>> Begin Data in this exercise

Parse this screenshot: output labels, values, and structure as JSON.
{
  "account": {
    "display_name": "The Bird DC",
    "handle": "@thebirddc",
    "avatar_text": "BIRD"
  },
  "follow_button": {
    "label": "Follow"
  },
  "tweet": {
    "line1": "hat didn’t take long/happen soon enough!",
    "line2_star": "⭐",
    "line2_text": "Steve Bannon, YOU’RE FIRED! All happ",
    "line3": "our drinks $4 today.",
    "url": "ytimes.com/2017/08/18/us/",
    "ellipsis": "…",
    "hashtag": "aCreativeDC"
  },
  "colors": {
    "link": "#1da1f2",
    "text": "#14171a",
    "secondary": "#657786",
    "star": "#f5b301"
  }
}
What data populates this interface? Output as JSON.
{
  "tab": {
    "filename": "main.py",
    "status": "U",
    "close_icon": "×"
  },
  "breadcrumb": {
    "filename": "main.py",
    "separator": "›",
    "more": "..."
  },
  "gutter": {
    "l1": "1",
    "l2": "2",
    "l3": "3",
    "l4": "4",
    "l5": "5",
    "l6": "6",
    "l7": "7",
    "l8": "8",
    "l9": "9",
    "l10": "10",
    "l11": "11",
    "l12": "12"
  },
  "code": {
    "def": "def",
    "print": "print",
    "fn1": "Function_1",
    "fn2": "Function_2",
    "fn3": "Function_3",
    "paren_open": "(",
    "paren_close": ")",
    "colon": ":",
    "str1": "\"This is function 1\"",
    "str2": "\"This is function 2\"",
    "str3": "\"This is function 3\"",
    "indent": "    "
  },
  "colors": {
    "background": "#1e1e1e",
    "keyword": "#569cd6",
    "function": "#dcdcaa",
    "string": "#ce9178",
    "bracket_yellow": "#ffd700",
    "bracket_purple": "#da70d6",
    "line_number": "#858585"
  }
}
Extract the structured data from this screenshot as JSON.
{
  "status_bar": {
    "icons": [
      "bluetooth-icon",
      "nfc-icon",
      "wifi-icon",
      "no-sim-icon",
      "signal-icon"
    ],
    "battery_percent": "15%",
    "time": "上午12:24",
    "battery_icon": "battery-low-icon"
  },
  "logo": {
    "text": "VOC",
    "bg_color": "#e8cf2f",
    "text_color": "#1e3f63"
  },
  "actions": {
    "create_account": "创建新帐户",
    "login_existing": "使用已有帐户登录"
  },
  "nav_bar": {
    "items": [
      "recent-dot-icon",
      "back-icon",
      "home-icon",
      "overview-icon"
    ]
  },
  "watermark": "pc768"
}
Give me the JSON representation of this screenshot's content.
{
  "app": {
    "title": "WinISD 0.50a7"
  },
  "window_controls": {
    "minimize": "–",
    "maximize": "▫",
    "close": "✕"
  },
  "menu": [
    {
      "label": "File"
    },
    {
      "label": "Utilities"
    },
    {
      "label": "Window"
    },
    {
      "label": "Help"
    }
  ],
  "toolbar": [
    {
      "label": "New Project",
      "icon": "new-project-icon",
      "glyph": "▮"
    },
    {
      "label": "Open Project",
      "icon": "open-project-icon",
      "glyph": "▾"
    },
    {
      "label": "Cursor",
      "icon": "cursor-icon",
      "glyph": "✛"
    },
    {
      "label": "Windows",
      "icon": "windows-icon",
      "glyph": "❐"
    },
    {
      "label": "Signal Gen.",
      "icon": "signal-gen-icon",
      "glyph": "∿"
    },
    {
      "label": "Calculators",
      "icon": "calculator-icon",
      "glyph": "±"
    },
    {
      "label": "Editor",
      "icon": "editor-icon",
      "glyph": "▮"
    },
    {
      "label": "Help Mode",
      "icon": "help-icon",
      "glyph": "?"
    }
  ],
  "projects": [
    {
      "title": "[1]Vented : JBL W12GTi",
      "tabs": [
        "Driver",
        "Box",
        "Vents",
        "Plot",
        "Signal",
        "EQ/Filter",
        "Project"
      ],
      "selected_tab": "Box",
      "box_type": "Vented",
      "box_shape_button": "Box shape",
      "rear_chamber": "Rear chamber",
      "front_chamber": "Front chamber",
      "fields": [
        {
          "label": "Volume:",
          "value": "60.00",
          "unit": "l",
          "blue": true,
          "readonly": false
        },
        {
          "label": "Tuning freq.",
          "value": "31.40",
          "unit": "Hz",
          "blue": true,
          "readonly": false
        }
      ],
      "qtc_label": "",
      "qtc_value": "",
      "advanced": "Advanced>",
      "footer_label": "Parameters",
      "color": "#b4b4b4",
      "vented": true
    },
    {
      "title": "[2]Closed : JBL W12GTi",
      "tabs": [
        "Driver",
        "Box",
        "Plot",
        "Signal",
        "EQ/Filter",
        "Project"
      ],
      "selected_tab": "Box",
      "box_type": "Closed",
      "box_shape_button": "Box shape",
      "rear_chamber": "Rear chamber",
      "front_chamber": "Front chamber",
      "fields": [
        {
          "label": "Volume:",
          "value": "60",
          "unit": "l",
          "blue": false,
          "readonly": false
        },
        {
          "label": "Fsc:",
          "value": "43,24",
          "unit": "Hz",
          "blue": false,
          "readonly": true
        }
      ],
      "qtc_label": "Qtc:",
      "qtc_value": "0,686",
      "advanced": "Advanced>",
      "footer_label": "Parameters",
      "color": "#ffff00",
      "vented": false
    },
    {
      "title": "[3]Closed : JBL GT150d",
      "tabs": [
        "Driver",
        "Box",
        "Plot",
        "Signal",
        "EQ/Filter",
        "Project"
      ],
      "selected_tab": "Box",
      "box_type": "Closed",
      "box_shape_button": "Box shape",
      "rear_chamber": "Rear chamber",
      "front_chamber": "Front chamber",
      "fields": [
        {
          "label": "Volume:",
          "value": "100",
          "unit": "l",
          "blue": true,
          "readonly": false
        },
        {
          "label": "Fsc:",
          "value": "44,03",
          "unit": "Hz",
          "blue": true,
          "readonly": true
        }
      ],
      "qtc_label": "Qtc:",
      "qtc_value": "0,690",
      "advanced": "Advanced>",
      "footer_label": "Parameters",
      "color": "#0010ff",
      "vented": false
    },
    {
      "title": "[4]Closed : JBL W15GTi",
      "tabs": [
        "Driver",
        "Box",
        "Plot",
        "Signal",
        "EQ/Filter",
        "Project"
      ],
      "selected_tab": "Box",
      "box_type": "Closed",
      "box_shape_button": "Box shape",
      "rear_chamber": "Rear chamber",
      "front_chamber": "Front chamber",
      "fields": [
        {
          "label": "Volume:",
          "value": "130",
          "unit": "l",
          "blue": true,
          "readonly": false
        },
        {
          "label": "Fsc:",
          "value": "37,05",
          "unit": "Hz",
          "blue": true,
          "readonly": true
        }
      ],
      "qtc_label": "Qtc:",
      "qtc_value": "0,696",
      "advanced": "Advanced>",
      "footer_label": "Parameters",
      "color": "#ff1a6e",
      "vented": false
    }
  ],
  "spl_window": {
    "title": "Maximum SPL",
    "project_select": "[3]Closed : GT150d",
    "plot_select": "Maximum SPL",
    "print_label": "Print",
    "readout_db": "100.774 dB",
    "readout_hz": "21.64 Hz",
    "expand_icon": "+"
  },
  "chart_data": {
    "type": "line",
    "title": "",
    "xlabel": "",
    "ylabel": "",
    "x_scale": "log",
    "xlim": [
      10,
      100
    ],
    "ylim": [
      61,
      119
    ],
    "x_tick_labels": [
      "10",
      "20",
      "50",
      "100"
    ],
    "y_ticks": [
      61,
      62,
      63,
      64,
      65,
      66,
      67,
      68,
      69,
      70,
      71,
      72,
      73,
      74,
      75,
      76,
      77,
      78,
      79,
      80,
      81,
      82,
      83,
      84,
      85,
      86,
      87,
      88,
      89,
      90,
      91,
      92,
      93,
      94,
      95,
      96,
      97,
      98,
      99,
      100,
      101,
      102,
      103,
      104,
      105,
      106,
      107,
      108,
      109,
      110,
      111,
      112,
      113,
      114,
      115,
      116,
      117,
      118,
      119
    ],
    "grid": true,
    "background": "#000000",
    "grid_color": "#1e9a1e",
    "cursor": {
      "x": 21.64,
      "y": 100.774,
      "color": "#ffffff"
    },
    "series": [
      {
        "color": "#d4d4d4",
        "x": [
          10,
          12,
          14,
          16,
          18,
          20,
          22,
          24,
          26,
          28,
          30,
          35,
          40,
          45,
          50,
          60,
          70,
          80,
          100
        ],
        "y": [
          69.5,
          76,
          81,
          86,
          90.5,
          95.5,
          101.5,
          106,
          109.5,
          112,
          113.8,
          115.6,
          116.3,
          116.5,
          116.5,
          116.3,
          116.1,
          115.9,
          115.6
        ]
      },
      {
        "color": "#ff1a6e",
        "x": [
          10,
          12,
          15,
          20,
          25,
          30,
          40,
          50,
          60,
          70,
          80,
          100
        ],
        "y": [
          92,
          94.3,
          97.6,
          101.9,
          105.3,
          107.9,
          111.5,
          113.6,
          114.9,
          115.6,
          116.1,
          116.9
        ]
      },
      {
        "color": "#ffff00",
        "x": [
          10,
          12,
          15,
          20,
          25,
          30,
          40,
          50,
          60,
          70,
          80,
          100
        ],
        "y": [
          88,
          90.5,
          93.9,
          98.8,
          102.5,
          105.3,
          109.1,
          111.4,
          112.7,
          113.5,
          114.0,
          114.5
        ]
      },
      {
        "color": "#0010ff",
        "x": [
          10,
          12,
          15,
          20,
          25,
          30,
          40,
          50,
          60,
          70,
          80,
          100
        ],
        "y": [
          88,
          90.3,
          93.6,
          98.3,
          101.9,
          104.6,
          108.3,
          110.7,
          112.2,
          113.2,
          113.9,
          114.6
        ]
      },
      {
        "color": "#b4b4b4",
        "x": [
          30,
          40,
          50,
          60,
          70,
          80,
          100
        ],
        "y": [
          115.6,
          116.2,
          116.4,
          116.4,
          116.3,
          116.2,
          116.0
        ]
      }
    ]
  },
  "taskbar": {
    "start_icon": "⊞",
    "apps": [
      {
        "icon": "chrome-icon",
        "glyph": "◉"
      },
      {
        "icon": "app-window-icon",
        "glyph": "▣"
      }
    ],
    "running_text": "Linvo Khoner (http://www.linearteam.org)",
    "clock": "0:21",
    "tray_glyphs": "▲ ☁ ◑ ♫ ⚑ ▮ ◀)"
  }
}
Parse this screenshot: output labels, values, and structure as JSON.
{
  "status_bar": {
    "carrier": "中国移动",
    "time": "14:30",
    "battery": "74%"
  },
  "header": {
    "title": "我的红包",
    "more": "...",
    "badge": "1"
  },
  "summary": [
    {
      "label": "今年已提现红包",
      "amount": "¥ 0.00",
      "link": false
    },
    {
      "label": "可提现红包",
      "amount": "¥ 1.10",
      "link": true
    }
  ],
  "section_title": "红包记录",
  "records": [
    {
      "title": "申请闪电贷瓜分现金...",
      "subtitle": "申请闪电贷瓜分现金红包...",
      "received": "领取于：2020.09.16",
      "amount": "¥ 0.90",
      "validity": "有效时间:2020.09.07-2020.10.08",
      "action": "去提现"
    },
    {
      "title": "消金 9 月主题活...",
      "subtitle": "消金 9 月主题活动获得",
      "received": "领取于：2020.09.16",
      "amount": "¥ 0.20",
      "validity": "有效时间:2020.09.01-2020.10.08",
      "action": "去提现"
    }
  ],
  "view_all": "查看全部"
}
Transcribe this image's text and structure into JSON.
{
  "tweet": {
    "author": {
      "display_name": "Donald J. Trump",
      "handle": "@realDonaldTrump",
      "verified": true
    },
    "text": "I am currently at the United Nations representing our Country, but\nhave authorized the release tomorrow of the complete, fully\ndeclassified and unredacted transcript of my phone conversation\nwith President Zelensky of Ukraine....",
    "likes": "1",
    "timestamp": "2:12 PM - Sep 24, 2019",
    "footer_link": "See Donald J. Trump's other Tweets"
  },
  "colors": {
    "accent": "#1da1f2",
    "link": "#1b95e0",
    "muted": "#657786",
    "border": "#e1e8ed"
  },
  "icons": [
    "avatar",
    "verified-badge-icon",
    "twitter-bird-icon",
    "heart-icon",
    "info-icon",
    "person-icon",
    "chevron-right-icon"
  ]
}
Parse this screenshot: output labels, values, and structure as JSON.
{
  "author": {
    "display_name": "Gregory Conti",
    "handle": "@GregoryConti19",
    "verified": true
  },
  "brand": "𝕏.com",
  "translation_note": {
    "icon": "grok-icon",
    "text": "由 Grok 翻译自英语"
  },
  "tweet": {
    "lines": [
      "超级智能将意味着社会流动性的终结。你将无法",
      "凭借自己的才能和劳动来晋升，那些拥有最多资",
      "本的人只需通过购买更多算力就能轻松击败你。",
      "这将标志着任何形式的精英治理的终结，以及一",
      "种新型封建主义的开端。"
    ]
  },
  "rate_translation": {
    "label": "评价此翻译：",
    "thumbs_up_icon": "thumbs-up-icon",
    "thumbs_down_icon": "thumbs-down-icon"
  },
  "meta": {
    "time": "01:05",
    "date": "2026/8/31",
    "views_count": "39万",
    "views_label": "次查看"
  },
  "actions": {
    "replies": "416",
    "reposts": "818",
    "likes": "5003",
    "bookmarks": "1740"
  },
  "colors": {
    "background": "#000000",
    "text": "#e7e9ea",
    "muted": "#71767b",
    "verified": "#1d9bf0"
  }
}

>> End Data in this exercise

Given task
Copy each line of the data above that holds "JSON".

Reply
Parse this screenshot: output labels, values, and structure as JSON.
What data populates this interface? Output as JSON.
Extract the structured data from this screenshot as JSON.
Give me the JSON representation of this screenshot's content.
Parse this screenshot: output labels, values, and structure as JSON.
Transcribe this image's text and structure into JSON.
Parse this screenshot: output labels, values, and structure as JSON.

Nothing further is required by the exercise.